#### INFORMATION SUPPLIED ####

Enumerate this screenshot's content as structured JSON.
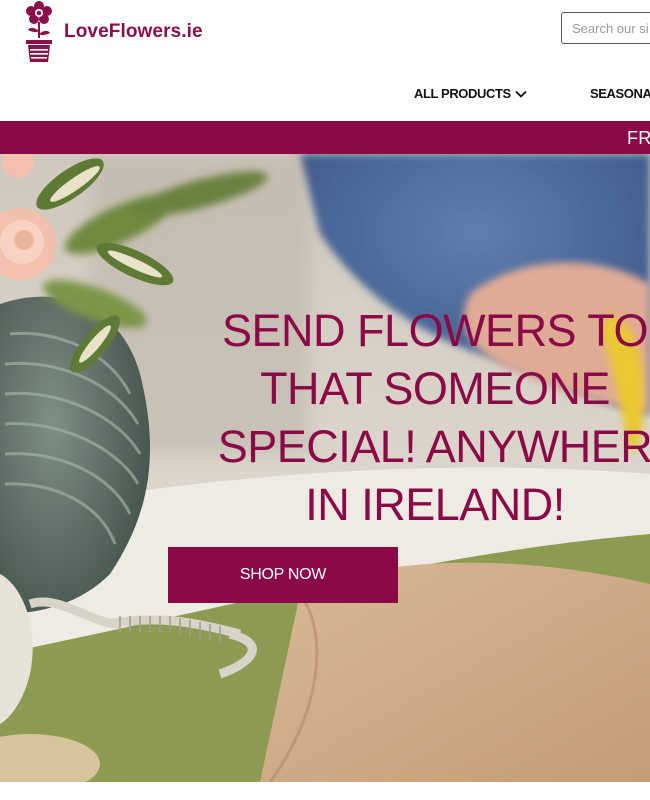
{
  "brand": {
    "name": "LoveFlowers.ie",
    "color": "#8a0f4a"
  },
  "search": {
    "placeholder": "Search our si"
  },
  "nav": {
    "items": [
      {
        "label": "ALL PRODUCTS",
        "has_dropdown": true
      },
      {
        "label": "SEASONA",
        "has_dropdown": false
      }
    ]
  },
  "promo": {
    "text": "FR",
    "background": "#8a0a48"
  },
  "hero": {
    "lines": [
      "SEND FLOWERS TO",
      "THAT SOMEONE",
      "SPECIAL! ANYWHER",
      "IN IRELAND!"
    ],
    "button_label": "SHOP NOW",
    "accent": "#8a0a48"
  },
  "icons": [
    "flower-pot-logo-icon",
    "chevron-down-icon"
  ]
}
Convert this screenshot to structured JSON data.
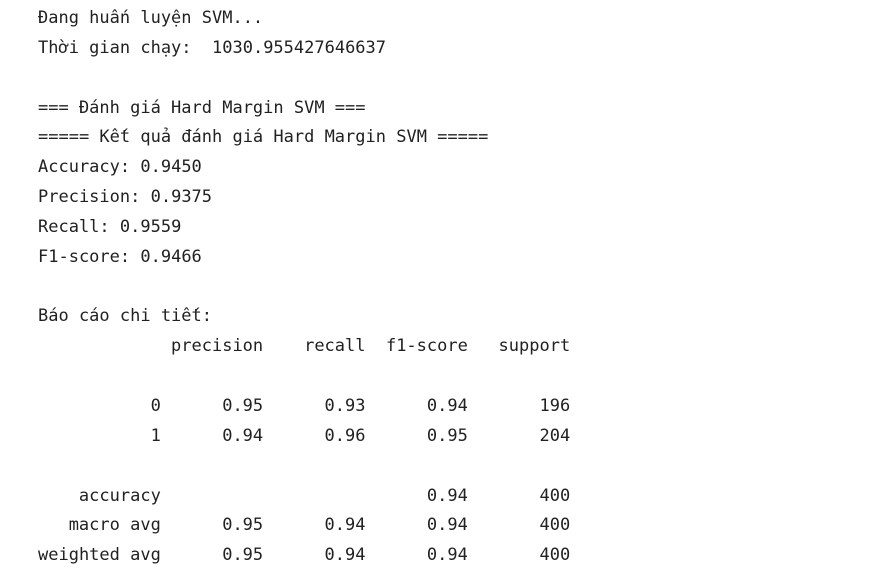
{
  "output": {
    "training_msg": "Đang huấn luyện SVM...",
    "runtime": {
      "label": "Thời gian chạy:",
      "value": "1030.955427646637"
    },
    "eval_heading": "=== Đánh giá Hard Margin SVM ===",
    "results_heading": "===== Kết quả đánh giá Hard Margin SVM =====",
    "metrics": {
      "accuracy": {
        "label": "Accuracy:",
        "value": "0.9450"
      },
      "precision": {
        "label": "Precision:",
        "value": "0.9375"
      },
      "recall": {
        "label": "Recall:",
        "value": "0.9559"
      },
      "f1": {
        "label": "F1-score:",
        "value": "0.9466"
      }
    },
    "report_title": "Báo cáo chi tiết:",
    "report": {
      "headers": [
        "precision",
        "recall",
        "f1-score",
        "support"
      ],
      "rows": [
        {
          "label": "0",
          "precision": "0.95",
          "recall": "0.93",
          "f1": "0.94",
          "support": "196"
        },
        {
          "label": "1",
          "precision": "0.94",
          "recall": "0.96",
          "f1": "0.95",
          "support": "204"
        }
      ],
      "summary": [
        {
          "label": "accuracy",
          "precision": "",
          "recall": "",
          "f1": "0.94",
          "support": "400"
        },
        {
          "label": "macro avg",
          "precision": "0.95",
          "recall": "0.94",
          "f1": "0.94",
          "support": "400"
        },
        {
          "label": "weighted avg",
          "precision": "0.95",
          "recall": "0.94",
          "f1": "0.94",
          "support": "400"
        }
      ]
    }
  }
}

####

• _DIRECTIVE_
Select the lines from the entries that include the word "Hard".

• _WORKED ANSWER_
    "eval_heading": "=== Đánh giá Hard Margin SVM ===",
    "results_heading": "===== Kết quả đánh giá Hard Margin SVM =====",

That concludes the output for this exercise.